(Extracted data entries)
——————

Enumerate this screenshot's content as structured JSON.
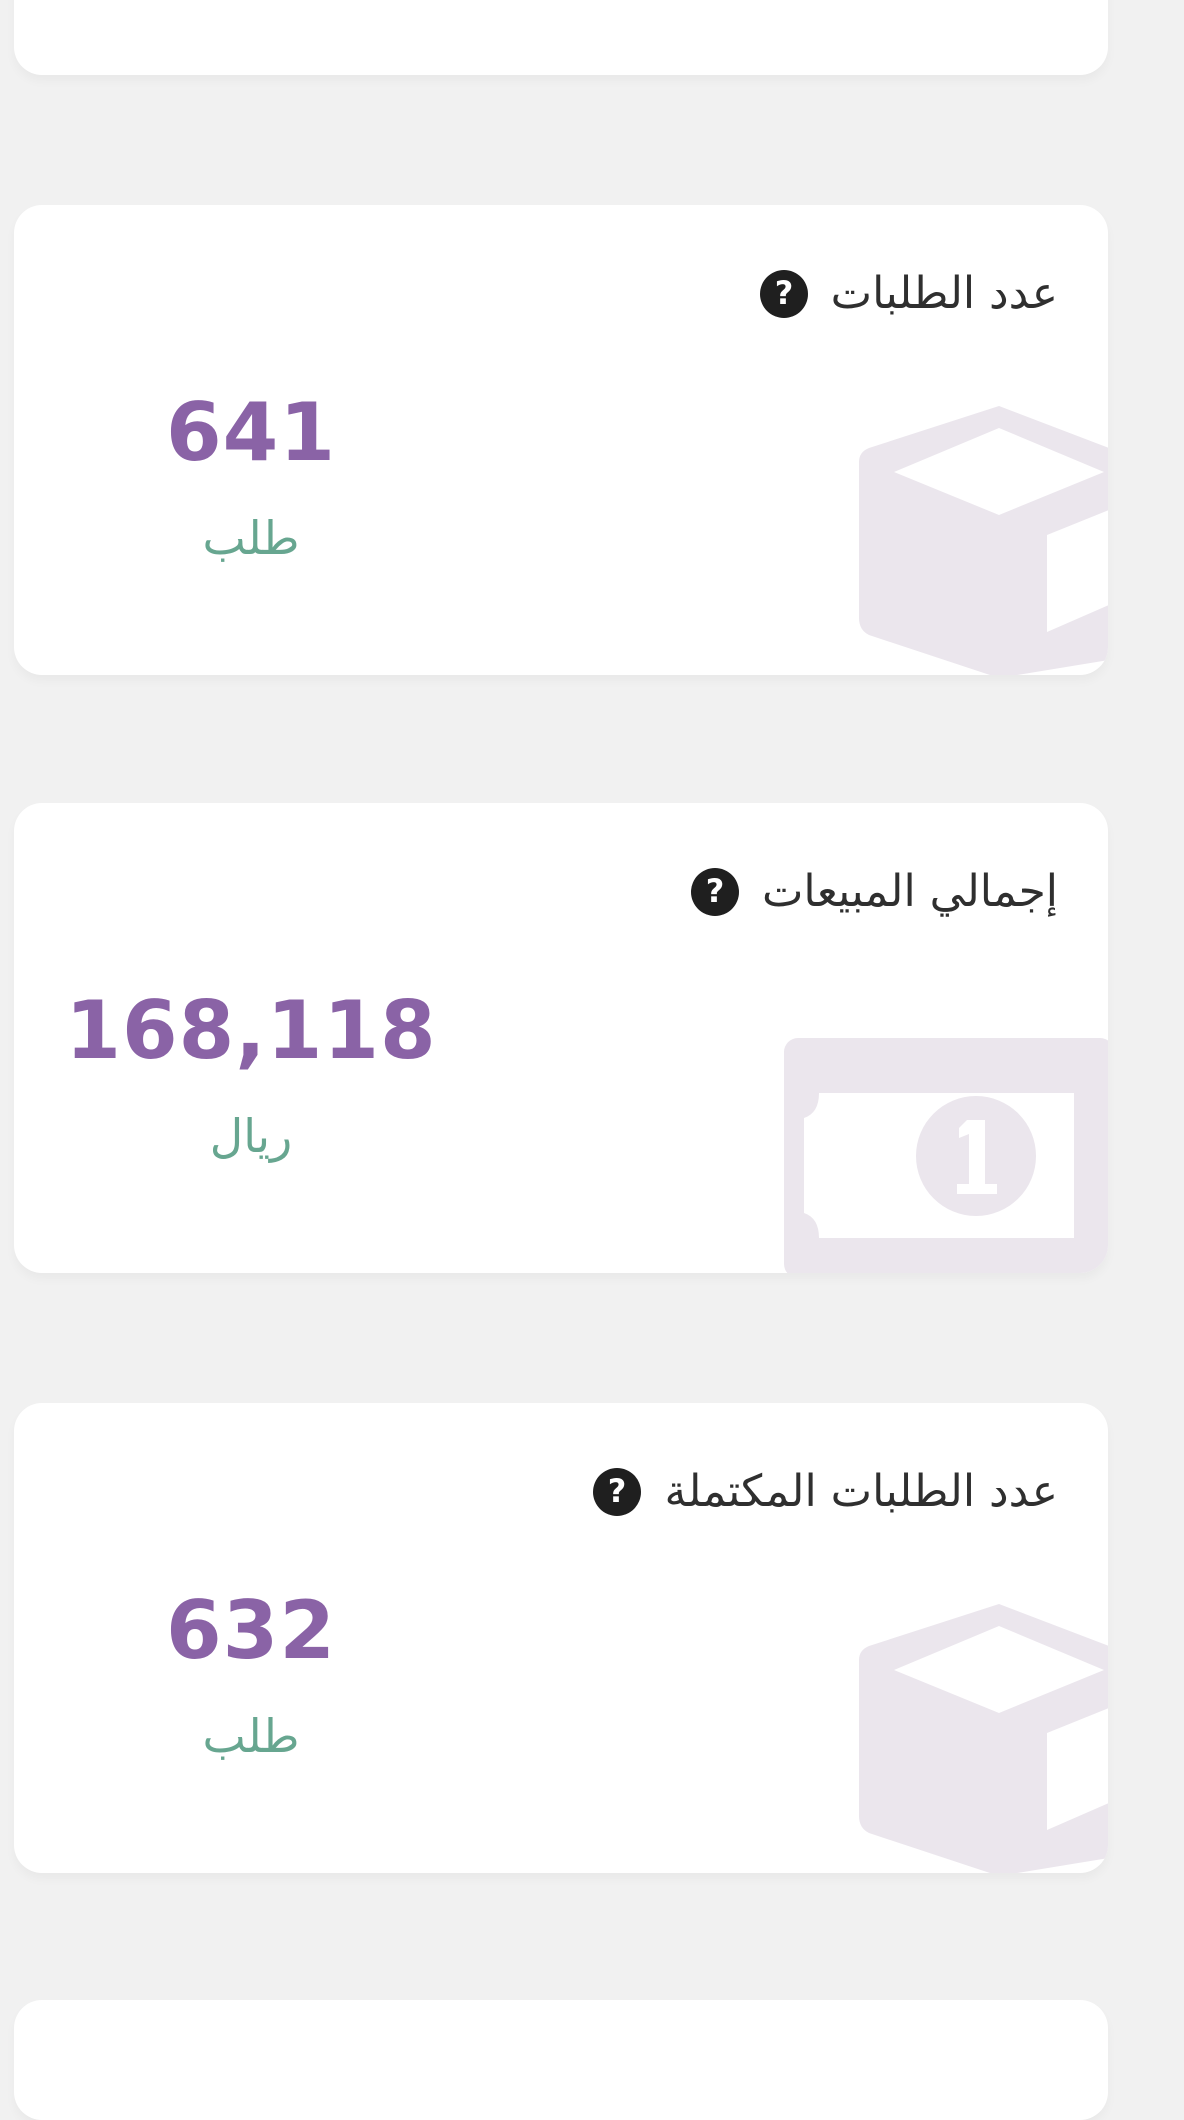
{
  "cards": [
    {
      "title": "",
      "value": "",
      "unit": ""
    },
    {
      "title": "عدد الطلبات",
      "value": "641",
      "unit": "طلب",
      "icon": "box-icon"
    },
    {
      "title": "إجمالي المبيعات",
      "value": "168,118",
      "unit": "ريال",
      "icon": "banknote-icon"
    },
    {
      "title": "عدد الطلبات المكتملة",
      "value": "632",
      "unit": "طلب",
      "icon": "box-icon"
    },
    {
      "title": "",
      "value": "",
      "unit": ""
    }
  ],
  "colors": {
    "background": "#f1f1f1",
    "card": "#ffffff",
    "value": "#8a63a6",
    "unit": "#67a690",
    "title": "#2f2f2f",
    "watermark_icon": "#ebe6ed"
  },
  "icons": {
    "help": "question-circle-icon"
  }
}
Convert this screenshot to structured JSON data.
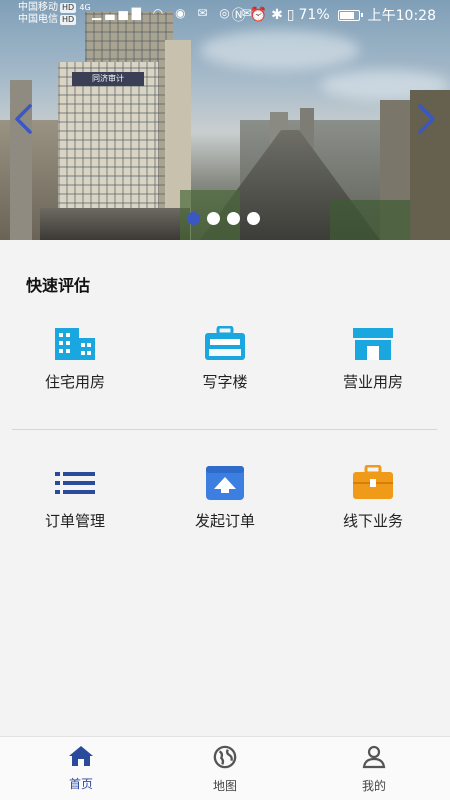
{
  "status_bar": {
    "carrier1": "中国移动",
    "carrier2": "中国电信",
    "hd": "HD",
    "network": "4G",
    "battery_pct": "71%",
    "time": "上午10:28"
  },
  "banner": {
    "slide_count": 4,
    "active_slide": 1,
    "building_sign_1": "同济审计",
    "accent_color": "#3b57c4"
  },
  "quick_eval": {
    "title": "快速评估",
    "row1": [
      {
        "label": "住宅用房",
        "icon": "residential-building-icon",
        "color": "#1aa6df"
      },
      {
        "label": "写字楼",
        "icon": "briefcase-icon",
        "color": "#1aa6df"
      },
      {
        "label": "营业用房",
        "icon": "storefront-icon",
        "color": "#1aa6df"
      }
    ],
    "row2": [
      {
        "label": "订单管理",
        "icon": "list-icon",
        "color": "#2a4a9c"
      },
      {
        "label": "发起订单",
        "icon": "upload-order-icon",
        "color": "#3d7fe0"
      },
      {
        "label": "线下业务",
        "icon": "toolbox-icon",
        "color": "#f09a1a"
      }
    ]
  },
  "bottom_nav": {
    "items": [
      {
        "label": "首页",
        "icon": "home-icon",
        "active": true
      },
      {
        "label": "地图",
        "icon": "globe-icon",
        "active": false
      },
      {
        "label": "我的",
        "icon": "user-icon",
        "active": false
      }
    ],
    "active_color": "#2a4a9c"
  }
}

——————

→ Problem statement
Will you set down the records word for word while leaving out every picture?

→ Finished exercise
Enumerate this screenshot's content as structured JSON.
{
  "cards": [
    {
      "title": "",
      "value": "",
      "unit": ""
    },
    {
      "title": "عدد الطلبات",
      "value": "641",
      "unit": "طلب",
      "icon": "box-icon"
    },
    {
      "title": "إجمالي المبيعات",
      "value": "168,118",
      "unit": "ريال",
      "icon": "banknote-icon"
    },
    {
      "title": "عدد الطلبات المكتملة",
      "value": "632",
      "unit": "طلب",
      "icon": "box-icon"
    },
    {
      "title": "",
      "value": "",
      "unit": ""
    }
  ],
  "colors": {
    "background": "#f1f1f1",
    "card": "#ffffff",
    "value": "#8a63a6",
    "unit": "#67a690",
    "title": "#2f2f2f",
    "watermark_icon": "#ebe6ed"
  },
  "icons": {
    "help": "question-circle-icon"
  }
}
Convert this screenshot to structured JSON data.
{
  "status_bar": {
    "carrier1": "中国移动",
    "carrier2": "中国电信",
    "hd": "HD",
    "network": "4G",
    "battery_pct": "71%",
    "time": "上午10:28"
  },
  "banner": {
    "slide_count": 4,
    "active_slide": 1,
    "building_sign_1": "同济审计",
    "accent_color": "#3b57c4"
  },
  "quick_eval": {
    "title": "快速评估",
    "row1": [
      {
        "label": "住宅用房",
        "icon": "residential-building-icon",
        "color": "#1aa6df"
      },
      {
        "label": "写字楼",
        "icon": "briefcase-icon",
        "color": "#1aa6df"
      },
      {
        "label": "营业用房",
        "icon": "storefront-icon",
        "color": "#1aa6df"
      }
    ],
    "row2": [
      {
        "label": "订单管理",
        "icon": "list-icon",
        "color": "#2a4a9c"
      },
      {
        "label": "发起订单",
        "icon": "upload-order-icon",
        "color": "#3d7fe0"
      },
      {
        "label": "线下业务",
        "icon": "toolbox-icon",
        "color": "#f09a1a"
      }
    ]
  },
  "bottom_nav": {
    "items": [
      {
        "label": "首页",
        "icon": "home-icon",
        "active": true
      },
      {
        "label": "地图",
        "icon": "globe-icon",
        "active": false
      },
      {
        "label": "我的",
        "icon": "user-icon",
        "active": false
      }
    ],
    "active_color": "#2a4a9c"
  }
}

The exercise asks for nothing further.